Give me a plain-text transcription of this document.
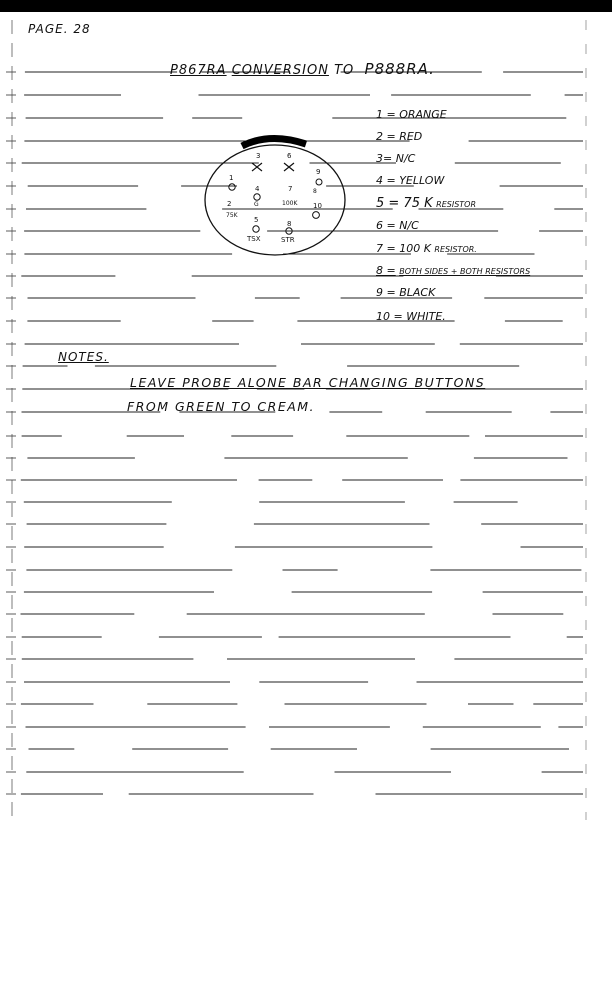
PAGE. 28
P867RA CONVERSION TO P888RA.
3	6
9
8
1
4
G
7
100K 10
2
75K
5
TSX
8
STR
1 = ORANGE
2 = RED
3= N/C
4 = YELLOW
5 = 75 K RESISTOR
6 = N/C
7 = 100 K RESISTOR.
8 = BOTH SIDES + BOTH RESISTORS
9 = BLACK
10 = WHITE.
NOTES.
LEAVE PROBE ALONE BAR CHANGING BUTTONS
FROM GREEN TO CREAM.
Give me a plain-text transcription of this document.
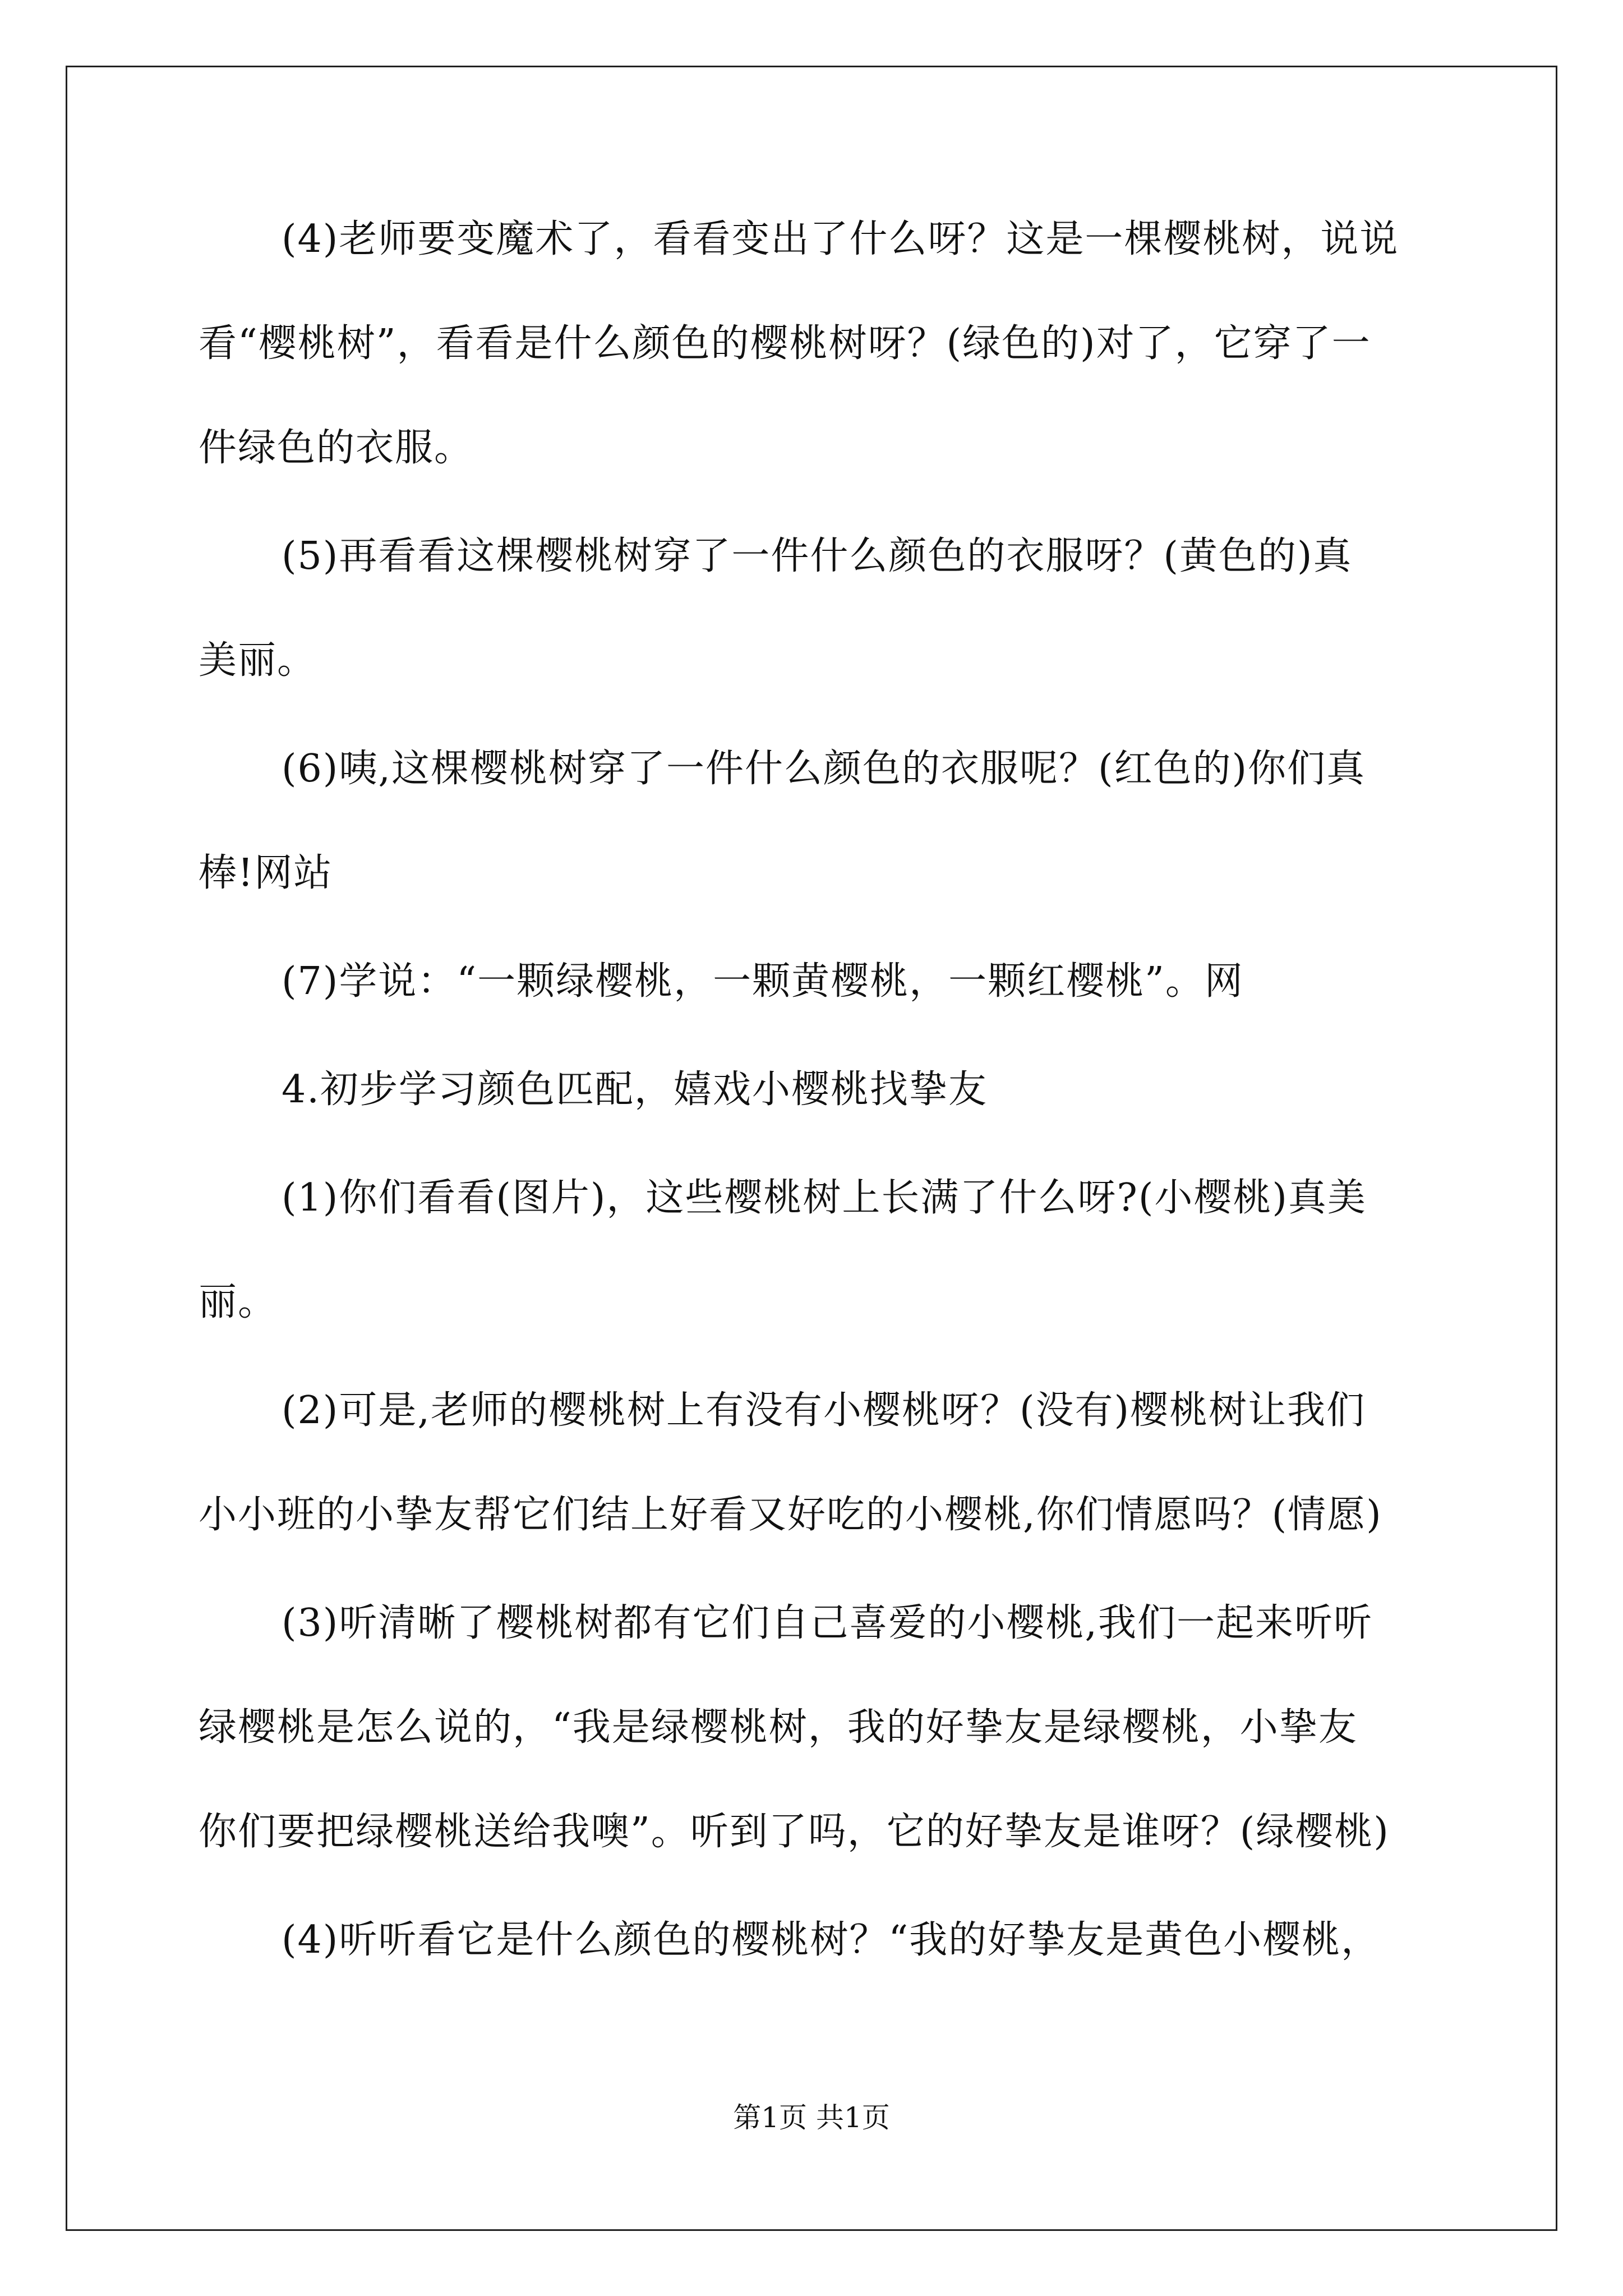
(4)老师要变魔术了，看看变出了什么呀？这是一棵樱桃树，说说
看“樱桃树”，看看是什么颜色的樱桃树呀？(绿色的)对了，它穿了一
件绿色的衣服。
(5)再看看这棵樱桃树穿了一件什么颜色的衣服呀？(黄色的)真
美丽。
(6)咦,这棵樱桃树穿了一件什么颜色的衣服呢？(红色的)你们真
棒!网站
(7)学说：“一颗绿樱桃，一颗黄樱桃，一颗红樱桃”。网
4.初步学习颜色匹配，嬉戏小樱桃找挚友
(1)你们看看(图片)，这些樱桃树上长满了什么呀?(小樱桃)真美
丽。
(2)可是,老师的樱桃树上有没有小樱桃呀？(没有)樱桃树让我们
小小班的小挚友帮它们结上好看又好吃的小樱桃,你们情愿吗？(情愿)
(3)听清晰了樱桃树都有它们自己喜爱的小樱桃,我们一起来听听
绿樱桃是怎么说的，“我是绿樱桃树，我的好挚友是绿樱桃，小挚友
你们要把绿樱桃送给我噢”。听到了吗，它的好挚友是谁呀？(绿樱桃)
(4)听听看它是什么颜色的樱桃树？“我的好挚友是黄色小樱桃，
第1页 共1页
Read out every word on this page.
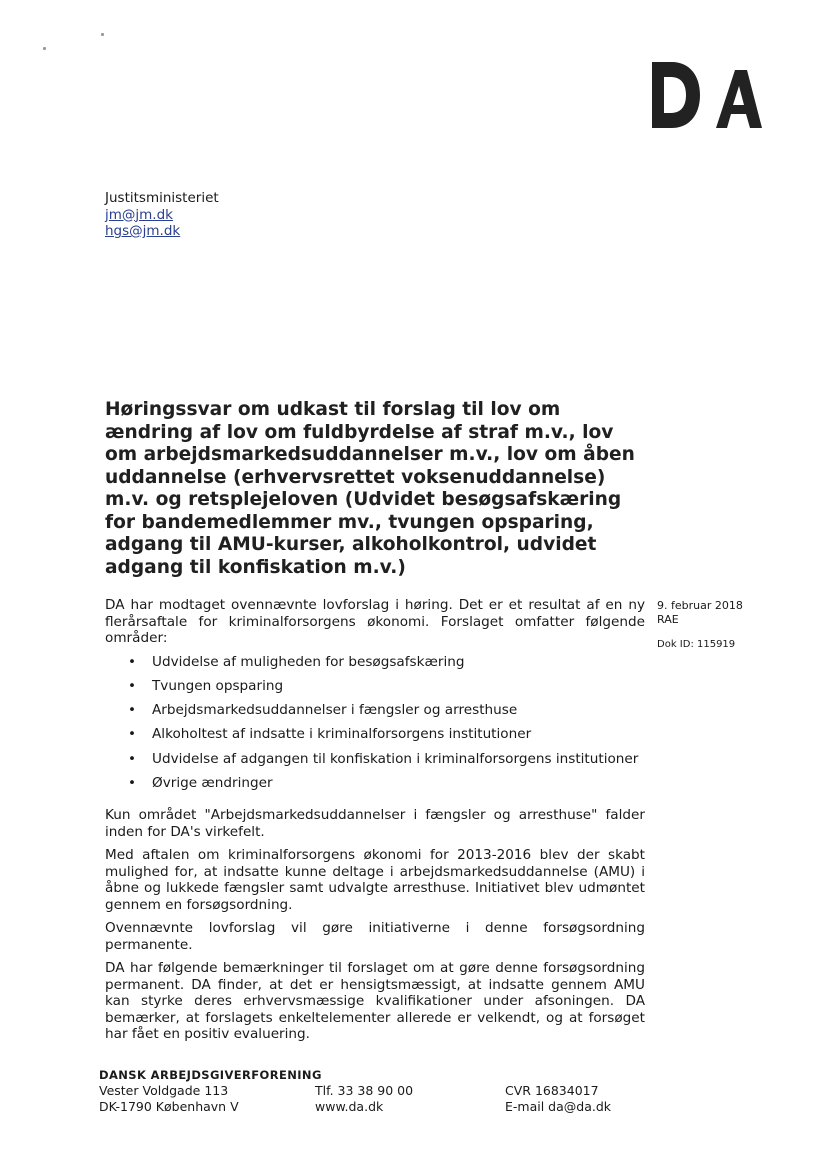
Justitsministeriet
jm@jm.dk
hgs@jm.dk
Høringssvar om udkast til forslag til lov om ændring af lov om fuldbyrdelse af straf m.v., lov om arbejdsmarkedsuddannelser m.v., lov om åben uddannelse (erhvervsrettet voksenuddannelse) m.v. og retsplejeloven (Udvidet besøgsafskæring for bandemedlemmer mv., tvungen opsparing, adgang til AMU-kurser, alkoholkontrol, udvidet adgang til konfiskation m.v.)

DA har modtaget ovennævnte lovforslag i høring. Det er et resultat af en ny flerårsaftale for kriminalforsorgens økonomi. Forslaget omfatter følgende områder:

• Udvidelse af muligheden for besøgsafskæring
• Tvungen opsparing
• Arbejdsmarkedsuddannelser i fængsler og arresthuse
• Alkoholtest af indsatte i kriminalforsorgens institutioner
• Udvidelse af adgangen til konfiskation i kriminalforsorgens institutioner
• Øvrige ændringer

Kun området "Arbejdsmarkedsuddannelser i fængsler og arresthuse" falder inden for DA's virkefelt.

Med aftalen om kriminalforsorgens økonomi for 2013-2016 blev der skabt mulighed for, at indsatte kunne deltage i arbejdsmarkedsuddannelse (AMU) i åbne og lukkede fængsler samt udvalgte arresthuse. Initiativet blev udmøntet gennem en forsøgsordning.

Ovennævnte lovforslag vil gøre initiativerne i denne forsøgsordning permanente.

DA har følgende bemærkninger til forslaget om at gøre denne forsøgsordning permanent. DA finder, at det er hensigtsmæssigt, at indsatte gennem AMU kan styrke deres erhvervsmæssige kvalifikationer under afsoningen. DA bemærker, at forslagets enkeltelementer allerede er velkendt, og at forsøget har fået en positiv evaluering.

9. februar 2018
RAE
Dok ID: 115919
DANSK ARBEJDSGIVERFORENING
Vester Voldgade 113
DK-1790 København V
Tlf. 33 38 90 00
www.da.dk
CVR 16834017
E-mail da@da.dk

···

Task prompt:
Apart from the pictures, the entries above are to be repeated in full and exactly.

The solution:
Give me a plain-text transcription of this document.
PAGE. 28
P867RA CONVERSION TO P888RA.
3	6
9
8
1
4
G
7
100K 10
2
75K
5
TSX
8
STR
1 = ORANGE
2 = RED
3= N/C
4 = YELLOW
5 = 75 K RESISTOR
6 = N/C
7 = 100 K RESISTOR.
8 = BOTH SIDES + BOTH RESISTORS
9 = BLACK
10 = WHITE.
NOTES.
LEAVE PROBE ALONE BAR CHANGING BUTTONS
FROM GREEN TO CREAM.
Give me a plain-text transcription of this document.
(4)老师要变魔术了，看看变出了什么呀？这是一棵樱桃树，说说
看“樱桃树”，看看是什么颜色的樱桃树呀？(绿色的)对了，它穿了一
件绿色的衣服。
(5)再看看这棵樱桃树穿了一件什么颜色的衣服呀？(黄色的)真
美丽。
(6)咦,这棵樱桃树穿了一件什么颜色的衣服呢？(红色的)你们真
棒!网站
(7)学说：“一颗绿樱桃，一颗黄樱桃，一颗红樱桃”。网
4.初步学习颜色匹配，嬉戏小樱桃找挚友
(1)你们看看(图片)，这些樱桃树上长满了什么呀?(小樱桃)真美
丽。
(2)可是,老师的樱桃树上有没有小樱桃呀？(没有)樱桃树让我们
小小班的小挚友帮它们结上好看又好吃的小樱桃,你们情愿吗？(情愿)
(3)听清晰了樱桃树都有它们自己喜爱的小樱桃,我们一起来听听
绿樱桃是怎么说的，“我是绿樱桃树，我的好挚友是绿樱桃，小挚友
你们要把绿樱桃送给我噢”。听到了吗，它的好挚友是谁呀？(绿樱桃)
(4)听听看它是什么颜色的樱桃树？“我的好挚友是黄色小樱桃，
第1页 共1页
Read out every word on this page.
Justitsministeriet
jm@jm.dk
hgs@jm.dk
Høringssvar om udkast til forslag til lov om ændring af lov om fuldbyrdelse af straf m.v., lov om arbejdsmarkedsuddannelser m.v., lov om åben uddannelse (erhvervsrettet voksenuddannelse) m.v. og retsplejeloven (Udvidet besøgsafskæring for bandemedlemmer mv., tvungen opsparing, adgang til AMU-kurser, alkoholkontrol, udvidet adgang til konfiskation m.v.)

DA har modtaget ovennævnte lovforslag i høring. Det er et resultat af en ny flerårsaftale for kriminalforsorgens økonomi. Forslaget omfatter følgende områder:

• Udvidelse af muligheden for besøgsafskæring
• Tvungen opsparing
• Arbejdsmarkedsuddannelser i fængsler og arresthuse
• Alkoholtest af indsatte i kriminalforsorgens institutioner
• Udvidelse af adgangen til konfiskation i kriminalforsorgens institutioner
• Øvrige ændringer

Kun området "Arbejdsmarkedsuddannelser i fængsler og arresthuse" falder inden for DA's virkefelt.

Med aftalen om kriminalforsorgens økonomi for 2013-2016 blev der skabt mulighed for, at indsatte kunne deltage i arbejdsmarkedsuddannelse (AMU) i åbne og lukkede fængsler samt udvalgte arresthuse. Initiativet blev udmøntet gennem en forsøgsordning.

Ovennævnte lovforslag vil gøre initiativerne i denne forsøgsordning permanente.

DA har følgende bemærkninger til forslaget om at gøre denne forsøgsordning permanent. DA finder, at det er hensigtsmæssigt, at indsatte gennem AMU kan styrke deres erhvervsmæssige kvalifikationer under afsoningen. DA bemærker, at forslagets enkeltelementer allerede er velkendt, og at forsøget har fået en positiv evaluering.

9. februar 2018
RAE
Dok ID: 115919
DANSK ARBEJDSGIVERFORENING
Vester Voldgade 113
DK-1790 København V
Tlf. 33 38 90 00
www.da.dk
CVR 16834017
E-mail da@da.dk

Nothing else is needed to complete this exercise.